GIVEN PROBLEM. Set down each entry from the block beneath, exactly as written.

DATA RECORDS.
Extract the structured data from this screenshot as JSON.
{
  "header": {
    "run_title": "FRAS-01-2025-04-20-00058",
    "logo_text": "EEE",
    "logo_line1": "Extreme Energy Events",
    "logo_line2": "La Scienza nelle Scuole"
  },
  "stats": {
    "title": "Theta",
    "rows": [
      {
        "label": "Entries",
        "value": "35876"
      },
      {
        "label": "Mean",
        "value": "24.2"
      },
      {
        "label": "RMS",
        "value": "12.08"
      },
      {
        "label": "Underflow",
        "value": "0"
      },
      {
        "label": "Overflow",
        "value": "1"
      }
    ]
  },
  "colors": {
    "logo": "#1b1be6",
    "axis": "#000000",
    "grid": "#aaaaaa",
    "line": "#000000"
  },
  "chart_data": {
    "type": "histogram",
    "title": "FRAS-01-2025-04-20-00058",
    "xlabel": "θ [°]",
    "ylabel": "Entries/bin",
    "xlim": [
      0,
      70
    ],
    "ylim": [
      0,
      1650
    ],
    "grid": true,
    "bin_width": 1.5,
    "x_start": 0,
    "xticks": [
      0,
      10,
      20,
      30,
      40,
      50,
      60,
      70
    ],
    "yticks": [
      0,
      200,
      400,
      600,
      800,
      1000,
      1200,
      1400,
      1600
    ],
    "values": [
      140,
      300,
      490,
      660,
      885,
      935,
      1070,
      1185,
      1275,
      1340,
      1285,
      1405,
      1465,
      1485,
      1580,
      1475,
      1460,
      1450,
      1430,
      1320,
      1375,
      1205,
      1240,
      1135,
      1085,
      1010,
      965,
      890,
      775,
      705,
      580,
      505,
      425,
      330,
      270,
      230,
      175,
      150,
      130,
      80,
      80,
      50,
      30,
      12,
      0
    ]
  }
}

COMPLETED TASK.
Extract the structured data from this screenshot as JSON.
{
  "header": {
    "run_title": "FRAS-01-2025-04-20-00058",
    "logo_text": "EEE",
    "logo_line1": "Extreme Energy Events",
    "logo_line2": "La Scienza nelle Scuole"
  },
  "stats": {
    "title": "Theta",
    "rows": [
      {
        "label": "Entries",
        "value": "35876"
      },
      {
        "label": "Mean",
        "value": "24.2"
      },
      {
        "label": "RMS",
        "value": "12.08"
      },
      {
        "label": "Underflow",
        "value": "0"
      },
      {
        "label": "Overflow",
        "value": "1"
      }
    ]
  },
  "colors": {
    "logo": "#1b1be6",
    "axis": "#000000",
    "grid": "#aaaaaa",
    "line": "#000000"
  },
  "chart_data": {
    "type": "histogram",
    "title": "FRAS-01-2025-04-20-00058",
    "xlabel": "θ [°]",
    "ylabel": "Entries/bin",
    "xlim": [
      0,
      70
    ],
    "ylim": [
      0,
      1650
    ],
    "grid": true,
    "bin_width": 1.5,
    "x_start": 0,
    "xticks": [
      0,
      10,
      20,
      30,
      40,
      50,
      60,
      70
    ],
    "yticks": [
      0,
      200,
      400,
      600,
      800,
      1000,
      1200,
      1400,
      1600
    ],
    "values": [
      140,
      300,
      490,
      660,
      885,
      935,
      1070,
      1185,
      1275,
      1340,
      1285,
      1405,
      1465,
      1485,
      1580,
      1475,
      1460,
      1450,
      1430,
      1320,
      1375,
      1205,
      1240,
      1135,
      1085,
      1010,
      965,
      890,
      775,
      705,
      580,
      505,
      425,
      330,
      270,
      230,
      175,
      150,
      130,
      80,
      80,
      50,
      30,
      12,
      0
    ]
  }
}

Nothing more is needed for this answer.